■ Supplied material
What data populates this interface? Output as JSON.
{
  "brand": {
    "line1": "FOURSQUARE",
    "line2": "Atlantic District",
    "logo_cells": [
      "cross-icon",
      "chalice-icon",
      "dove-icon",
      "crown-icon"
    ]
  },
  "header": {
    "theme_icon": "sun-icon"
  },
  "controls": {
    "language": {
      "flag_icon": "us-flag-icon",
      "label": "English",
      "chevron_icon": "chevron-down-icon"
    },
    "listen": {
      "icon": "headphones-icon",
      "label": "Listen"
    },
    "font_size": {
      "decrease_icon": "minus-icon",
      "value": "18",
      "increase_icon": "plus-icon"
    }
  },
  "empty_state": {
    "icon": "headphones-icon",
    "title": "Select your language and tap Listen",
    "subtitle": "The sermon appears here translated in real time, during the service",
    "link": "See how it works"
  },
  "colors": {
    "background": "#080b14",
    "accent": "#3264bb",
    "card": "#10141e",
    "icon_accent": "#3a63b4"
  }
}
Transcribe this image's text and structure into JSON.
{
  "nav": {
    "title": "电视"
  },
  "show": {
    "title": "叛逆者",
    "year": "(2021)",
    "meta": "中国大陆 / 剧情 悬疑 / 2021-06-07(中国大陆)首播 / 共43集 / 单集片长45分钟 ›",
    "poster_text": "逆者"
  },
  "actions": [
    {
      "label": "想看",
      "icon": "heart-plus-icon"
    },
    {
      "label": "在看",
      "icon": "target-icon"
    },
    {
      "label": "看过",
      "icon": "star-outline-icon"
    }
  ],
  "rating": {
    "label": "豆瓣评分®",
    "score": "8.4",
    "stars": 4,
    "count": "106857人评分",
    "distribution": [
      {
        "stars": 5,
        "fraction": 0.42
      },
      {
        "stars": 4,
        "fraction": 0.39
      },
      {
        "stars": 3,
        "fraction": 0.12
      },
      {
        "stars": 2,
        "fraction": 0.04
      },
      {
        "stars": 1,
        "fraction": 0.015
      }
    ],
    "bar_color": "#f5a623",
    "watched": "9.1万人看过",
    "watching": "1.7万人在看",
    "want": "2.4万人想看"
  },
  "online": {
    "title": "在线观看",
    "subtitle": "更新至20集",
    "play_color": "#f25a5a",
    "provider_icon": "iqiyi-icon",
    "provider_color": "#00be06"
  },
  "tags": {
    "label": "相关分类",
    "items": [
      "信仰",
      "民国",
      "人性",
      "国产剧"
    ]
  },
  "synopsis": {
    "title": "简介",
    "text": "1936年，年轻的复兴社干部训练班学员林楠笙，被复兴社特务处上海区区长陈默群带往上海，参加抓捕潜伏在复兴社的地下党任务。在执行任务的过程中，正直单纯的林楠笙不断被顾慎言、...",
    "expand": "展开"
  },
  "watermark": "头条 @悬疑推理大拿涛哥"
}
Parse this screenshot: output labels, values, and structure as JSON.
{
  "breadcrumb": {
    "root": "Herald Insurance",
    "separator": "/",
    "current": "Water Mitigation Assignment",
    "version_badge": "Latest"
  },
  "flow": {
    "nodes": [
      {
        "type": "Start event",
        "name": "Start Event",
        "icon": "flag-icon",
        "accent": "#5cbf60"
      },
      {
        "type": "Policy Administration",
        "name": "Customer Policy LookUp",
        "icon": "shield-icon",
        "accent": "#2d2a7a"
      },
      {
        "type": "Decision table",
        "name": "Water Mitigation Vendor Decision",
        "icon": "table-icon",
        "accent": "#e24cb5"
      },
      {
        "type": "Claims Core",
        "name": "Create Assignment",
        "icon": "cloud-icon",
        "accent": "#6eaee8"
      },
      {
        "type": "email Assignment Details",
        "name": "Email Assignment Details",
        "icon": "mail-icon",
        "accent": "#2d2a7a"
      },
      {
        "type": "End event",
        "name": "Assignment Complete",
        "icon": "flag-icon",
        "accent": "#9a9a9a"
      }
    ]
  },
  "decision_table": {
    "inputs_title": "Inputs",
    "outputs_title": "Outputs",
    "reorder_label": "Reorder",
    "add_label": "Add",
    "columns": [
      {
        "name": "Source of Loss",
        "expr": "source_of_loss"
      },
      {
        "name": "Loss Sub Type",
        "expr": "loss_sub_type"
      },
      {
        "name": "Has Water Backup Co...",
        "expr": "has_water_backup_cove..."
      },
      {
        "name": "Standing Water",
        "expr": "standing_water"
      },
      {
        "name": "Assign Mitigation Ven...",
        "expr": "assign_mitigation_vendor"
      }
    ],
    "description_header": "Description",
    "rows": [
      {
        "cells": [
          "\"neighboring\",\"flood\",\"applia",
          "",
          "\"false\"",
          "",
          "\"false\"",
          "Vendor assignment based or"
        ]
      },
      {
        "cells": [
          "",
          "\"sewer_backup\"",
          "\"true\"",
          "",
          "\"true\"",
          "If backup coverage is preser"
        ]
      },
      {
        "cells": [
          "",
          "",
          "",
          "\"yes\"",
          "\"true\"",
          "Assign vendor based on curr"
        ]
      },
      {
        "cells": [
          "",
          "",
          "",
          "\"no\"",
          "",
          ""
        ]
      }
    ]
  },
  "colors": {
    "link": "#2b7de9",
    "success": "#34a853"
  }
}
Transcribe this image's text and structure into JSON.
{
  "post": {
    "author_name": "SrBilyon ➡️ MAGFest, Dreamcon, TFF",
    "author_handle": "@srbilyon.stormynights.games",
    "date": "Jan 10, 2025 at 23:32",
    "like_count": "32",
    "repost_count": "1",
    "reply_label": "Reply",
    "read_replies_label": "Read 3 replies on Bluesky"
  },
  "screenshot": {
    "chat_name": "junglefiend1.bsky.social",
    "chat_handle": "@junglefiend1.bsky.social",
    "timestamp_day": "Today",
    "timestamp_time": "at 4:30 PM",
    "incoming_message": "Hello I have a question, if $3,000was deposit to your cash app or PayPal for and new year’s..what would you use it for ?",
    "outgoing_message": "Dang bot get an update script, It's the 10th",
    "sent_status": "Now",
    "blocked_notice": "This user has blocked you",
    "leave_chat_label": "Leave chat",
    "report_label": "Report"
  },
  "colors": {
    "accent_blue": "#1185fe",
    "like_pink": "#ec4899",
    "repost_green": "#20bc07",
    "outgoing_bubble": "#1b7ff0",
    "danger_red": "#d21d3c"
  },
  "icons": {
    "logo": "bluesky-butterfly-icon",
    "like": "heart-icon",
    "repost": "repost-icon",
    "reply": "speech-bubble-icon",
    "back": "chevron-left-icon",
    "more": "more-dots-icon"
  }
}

■ What needs to be done
Set down the listing in full, keeping every word exactly as it is.

■ Task output
What data populates this interface? Output as JSON.
{
  "brand": {
    "line1": "FOURSQUARE",
    "line2": "Atlantic District",
    "logo_cells": [
      "cross-icon",
      "chalice-icon",
      "dove-icon",
      "crown-icon"
    ]
  },
  "header": {
    "theme_icon": "sun-icon"
  },
  "controls": {
    "language": {
      "flag_icon": "us-flag-icon",
      "label": "English",
      "chevron_icon": "chevron-down-icon"
    },
    "listen": {
      "icon": "headphones-icon",
      "label": "Listen"
    },
    "font_size": {
      "decrease_icon": "minus-icon",
      "value": "18",
      "increase_icon": "plus-icon"
    }
  },
  "empty_state": {
    "icon": "headphones-icon",
    "title": "Select your language and tap Listen",
    "subtitle": "The sermon appears here translated in real time, during the service",
    "link": "See how it works"
  },
  "colors": {
    "background": "#080b14",
    "accent": "#3264bb",
    "card": "#10141e",
    "icon_accent": "#3a63b4"
  }
}
Transcribe this image's text and structure into JSON.
{
  "nav": {
    "title": "电视"
  },
  "show": {
    "title": "叛逆者",
    "year": "(2021)",
    "meta": "中国大陆 / 剧情 悬疑 / 2021-06-07(中国大陆)首播 / 共43集 / 单集片长45分钟 ›",
    "poster_text": "逆者"
  },
  "actions": [
    {
      "label": "想看",
      "icon": "heart-plus-icon"
    },
    {
      "label": "在看",
      "icon": "target-icon"
    },
    {
      "label": "看过",
      "icon": "star-outline-icon"
    }
  ],
  "rating": {
    "label": "豆瓣评分®",
    "score": "8.4",
    "stars": 4,
    "count": "106857人评分",
    "distribution": [
      {
        "stars": 5,
        "fraction": 0.42
      },
      {
        "stars": 4,
        "fraction": 0.39
      },
      {
        "stars": 3,
        "fraction": 0.12
      },
      {
        "stars": 2,
        "fraction": 0.04
      },
      {
        "stars": 1,
        "fraction": 0.015
      }
    ],
    "bar_color": "#f5a623",
    "watched": "9.1万人看过",
    "watching": "1.7万人在看",
    "want": "2.4万人想看"
  },
  "online": {
    "title": "在线观看",
    "subtitle": "更新至20集",
    "play_color": "#f25a5a",
    "provider_icon": "iqiyi-icon",
    "provider_color": "#00be06"
  },
  "tags": {
    "label": "相关分类",
    "items": [
      "信仰",
      "民国",
      "人性",
      "国产剧"
    ]
  },
  "synopsis": {
    "title": "简介",
    "text": "1936年，年轻的复兴社干部训练班学员林楠笙，被复兴社特务处上海区区长陈默群带往上海，参加抓捕潜伏在复兴社的地下党任务。在执行任务的过程中，正直单纯的林楠笙不断被顾慎言、...",
    "expand": "展开"
  },
  "watermark": "头条 @悬疑推理大拿涛哥"
}
Parse this screenshot: output labels, values, and structure as JSON.
{
  "breadcrumb": {
    "root": "Herald Insurance",
    "separator": "/",
    "current": "Water Mitigation Assignment",
    "version_badge": "Latest"
  },
  "flow": {
    "nodes": [
      {
        "type": "Start event",
        "name": "Start Event",
        "icon": "flag-icon",
        "accent": "#5cbf60"
      },
      {
        "type": "Policy Administration",
        "name": "Customer Policy LookUp",
        "icon": "shield-icon",
        "accent": "#2d2a7a"
      },
      {
        "type": "Decision table",
        "name": "Water Mitigation Vendor Decision",
        "icon": "table-icon",
        "accent": "#e24cb5"
      },
      {
        "type": "Claims Core",
        "name": "Create Assignment",
        "icon": "cloud-icon",
        "accent": "#6eaee8"
      },
      {
        "type": "email Assignment Details",
        "name": "Email Assignment Details",
        "icon": "mail-icon",
        "accent": "#2d2a7a"
      },
      {
        "type": "End event",
        "name": "Assignment Complete",
        "icon": "flag-icon",
        "accent": "#9a9a9a"
      }
    ]
  },
  "decision_table": {
    "inputs_title": "Inputs",
    "outputs_title": "Outputs",
    "reorder_label": "Reorder",
    "add_label": "Add",
    "columns": [
      {
        "name": "Source of Loss",
        "expr": "source_of_loss"
      },
      {
        "name": "Loss Sub Type",
        "expr": "loss_sub_type"
      },
      {
        "name": "Has Water Backup Co...",
        "expr": "has_water_backup_cove..."
      },
      {
        "name": "Standing Water",
        "expr": "standing_water"
      },
      {
        "name": "Assign Mitigation Ven...",
        "expr": "assign_mitigation_vendor"
      }
    ],
    "description_header": "Description",
    "rows": [
      {
        "cells": [
          "\"neighboring\",\"flood\",\"applia",
          "",
          "\"false\"",
          "",
          "\"false\"",
          "Vendor assignment based or"
        ]
      },
      {
        "cells": [
          "",
          "\"sewer_backup\"",
          "\"true\"",
          "",
          "\"true\"",
          "If backup coverage is preser"
        ]
      },
      {
        "cells": [
          "",
          "",
          "",
          "\"yes\"",
          "\"true\"",
          "Assign vendor based on curr"
        ]
      },
      {
        "cells": [
          "",
          "",
          "",
          "\"no\"",
          "",
          ""
        ]
      }
    ]
  },
  "colors": {
    "link": "#2b7de9",
    "success": "#34a853"
  }
}
Transcribe this image's text and structure into JSON.
{
  "post": {
    "author_name": "SrBilyon ➡️ MAGFest, Dreamcon, TFF",
    "author_handle": "@srbilyon.stormynights.games",
    "date": "Jan 10, 2025 at 23:32",
    "like_count": "32",
    "repost_count": "1",
    "reply_label": "Reply",
    "read_replies_label": "Read 3 replies on Bluesky"
  },
  "screenshot": {
    "chat_name": "junglefiend1.bsky.social",
    "chat_handle": "@junglefiend1.bsky.social",
    "timestamp_day": "Today",
    "timestamp_time": "at 4:30 PM",
    "incoming_message": "Hello I have a question, if $3,000was deposit to your cash app or PayPal for and new year’s..what would you use it for ?",
    "outgoing_message": "Dang bot get an update script, It's the 10th",
    "sent_status": "Now",
    "blocked_notice": "This user has blocked you",
    "leave_chat_label": "Leave chat",
    "report_label": "Report"
  },
  "colors": {
    "accent_blue": "#1185fe",
    "like_pink": "#ec4899",
    "repost_green": "#20bc07",
    "outgoing_bubble": "#1b7ff0",
    "danger_red": "#d21d3c"
  },
  "icons": {
    "logo": "bluesky-butterfly-icon",
    "like": "heart-icon",
    "repost": "repost-icon",
    "reply": "speech-bubble-icon",
    "back": "chevron-left-icon",
    "more": "more-dots-icon"
  }
}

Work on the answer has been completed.